Dataset entries on figures:
——

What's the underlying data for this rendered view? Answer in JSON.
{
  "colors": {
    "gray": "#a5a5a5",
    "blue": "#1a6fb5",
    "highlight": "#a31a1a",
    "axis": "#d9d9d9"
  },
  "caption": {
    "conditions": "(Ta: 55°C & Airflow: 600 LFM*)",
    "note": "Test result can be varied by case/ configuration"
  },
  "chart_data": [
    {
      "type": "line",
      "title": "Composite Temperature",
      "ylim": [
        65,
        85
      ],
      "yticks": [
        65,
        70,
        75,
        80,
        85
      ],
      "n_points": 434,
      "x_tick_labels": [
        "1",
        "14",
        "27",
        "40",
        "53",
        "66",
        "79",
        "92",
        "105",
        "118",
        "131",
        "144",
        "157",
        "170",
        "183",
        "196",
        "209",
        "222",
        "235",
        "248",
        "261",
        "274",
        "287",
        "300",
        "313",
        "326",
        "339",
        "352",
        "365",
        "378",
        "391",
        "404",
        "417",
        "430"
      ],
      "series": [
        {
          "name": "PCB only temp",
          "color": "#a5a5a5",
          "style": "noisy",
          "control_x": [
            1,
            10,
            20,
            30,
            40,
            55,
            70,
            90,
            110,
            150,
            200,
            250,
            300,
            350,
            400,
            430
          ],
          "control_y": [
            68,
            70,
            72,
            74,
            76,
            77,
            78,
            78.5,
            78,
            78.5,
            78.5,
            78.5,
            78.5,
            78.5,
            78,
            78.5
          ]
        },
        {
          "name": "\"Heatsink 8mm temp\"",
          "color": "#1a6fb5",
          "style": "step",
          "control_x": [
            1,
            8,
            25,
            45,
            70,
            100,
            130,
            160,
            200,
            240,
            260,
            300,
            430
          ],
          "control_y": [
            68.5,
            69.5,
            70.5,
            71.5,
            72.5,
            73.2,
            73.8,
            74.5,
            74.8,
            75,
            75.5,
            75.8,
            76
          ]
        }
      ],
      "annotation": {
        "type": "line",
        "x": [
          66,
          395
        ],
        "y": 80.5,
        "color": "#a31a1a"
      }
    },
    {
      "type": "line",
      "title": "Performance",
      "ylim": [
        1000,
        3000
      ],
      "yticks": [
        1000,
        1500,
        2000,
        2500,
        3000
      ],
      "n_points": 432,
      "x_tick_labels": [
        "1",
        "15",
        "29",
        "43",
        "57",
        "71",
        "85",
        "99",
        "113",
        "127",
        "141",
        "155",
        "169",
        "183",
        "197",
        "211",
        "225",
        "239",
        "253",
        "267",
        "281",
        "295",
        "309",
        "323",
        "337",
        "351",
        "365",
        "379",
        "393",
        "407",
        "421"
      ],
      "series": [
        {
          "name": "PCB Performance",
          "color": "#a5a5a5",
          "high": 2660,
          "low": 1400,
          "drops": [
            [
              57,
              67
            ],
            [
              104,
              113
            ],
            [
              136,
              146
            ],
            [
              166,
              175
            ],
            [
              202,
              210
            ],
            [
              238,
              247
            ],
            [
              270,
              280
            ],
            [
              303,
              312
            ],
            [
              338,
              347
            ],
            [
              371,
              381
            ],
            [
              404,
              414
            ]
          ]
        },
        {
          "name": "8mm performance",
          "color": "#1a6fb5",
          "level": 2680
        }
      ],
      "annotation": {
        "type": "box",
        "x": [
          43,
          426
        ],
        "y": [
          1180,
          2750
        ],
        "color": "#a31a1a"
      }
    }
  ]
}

——

Stated task: Copy every record exactly as presented.

Expected answer:
What's the underlying data for this rendered view? Answer in JSON.
{
  "colors": {
    "gray": "#a5a5a5",
    "blue": "#1a6fb5",
    "highlight": "#a31a1a",
    "axis": "#d9d9d9"
  },
  "caption": {
    "conditions": "(Ta: 55°C & Airflow: 600 LFM*)",
    "note": "Test result can be varied by case/ configuration"
  },
  "chart_data": [
    {
      "type": "line",
      "title": "Composite Temperature",
      "ylim": [
        65,
        85
      ],
      "yticks": [
        65,
        70,
        75,
        80,
        85
      ],
      "n_points": 434,
      "x_tick_labels": [
        "1",
        "14",
        "27",
        "40",
        "53",
        "66",
        "79",
        "92",
        "105",
        "118",
        "131",
        "144",
        "157",
        "170",
        "183",
        "196",
        "209",
        "222",
        "235",
        "248",
        "261",
        "274",
        "287",
        "300",
        "313",
        "326",
        "339",
        "352",
        "365",
        "378",
        "391",
        "404",
        "417",
        "430"
      ],
      "series": [
        {
          "name": "PCB only temp",
          "color": "#a5a5a5",
          "style": "noisy",
          "control_x": [
            1,
            10,
            20,
            30,
            40,
            55,
            70,
            90,
            110,
            150,
            200,
            250,
            300,
            350,
            400,
            430
          ],
          "control_y": [
            68,
            70,
            72,
            74,
            76,
            77,
            78,
            78.5,
            78,
            78.5,
            78.5,
            78.5,
            78.5,
            78.5,
            78,
            78.5
          ]
        },
        {
          "name": "\"Heatsink 8mm temp\"",
          "color": "#1a6fb5",
          "style": "step",
          "control_x": [
            1,
            8,
            25,
            45,
            70,
            100,
            130,
            160,
            200,
            240,
            260,
            300,
            430
          ],
          "control_y": [
            68.5,
            69.5,
            70.5,
            71.5,
            72.5,
            73.2,
            73.8,
            74.5,
            74.8,
            75,
            75.5,
            75.8,
            76
          ]
        }
      ],
      "annotation": {
        "type": "line",
        "x": [
          66,
          395
        ],
        "y": 80.5,
        "color": "#a31a1a"
      }
    },
    {
      "type": "line",
      "title": "Performance",
      "ylim": [
        1000,
        3000
      ],
      "yticks": [
        1000,
        1500,
        2000,
        2500,
        3000
      ],
      "n_points": 432,
      "x_tick_labels": [
        "1",
        "15",
        "29",
        "43",
        "57",
        "71",
        "85",
        "99",
        "113",
        "127",
        "141",
        "155",
        "169",
        "183",
        "197",
        "211",
        "225",
        "239",
        "253",
        "267",
        "281",
        "295",
        "309",
        "323",
        "337",
        "351",
        "365",
        "379",
        "393",
        "407",
        "421"
      ],
      "series": [
        {
          "name": "PCB Performance",
          "color": "#a5a5a5",
          "high": 2660,
          "low": 1400,
          "drops": [
            [
              57,
              67
            ],
            [
              104,
              113
            ],
            [
              136,
              146
            ],
            [
              166,
              175
            ],
            [
              202,
              210
            ],
            [
              238,
              247
            ],
            [
              270,
              280
            ],
            [
              303,
              312
            ],
            [
              338,
              347
            ],
            [
              371,
              381
            ],
            [
              404,
              414
            ]
          ]
        },
        {
          "name": "8mm performance",
          "color": "#1a6fb5",
          "level": 2680
        }
      ],
      "annotation": {
        "type": "box",
        "x": [
          43,
          426
        ],
        "y": [
          1180,
          2750
        ],
        "color": "#a31a1a"
      }
    }
  ]
}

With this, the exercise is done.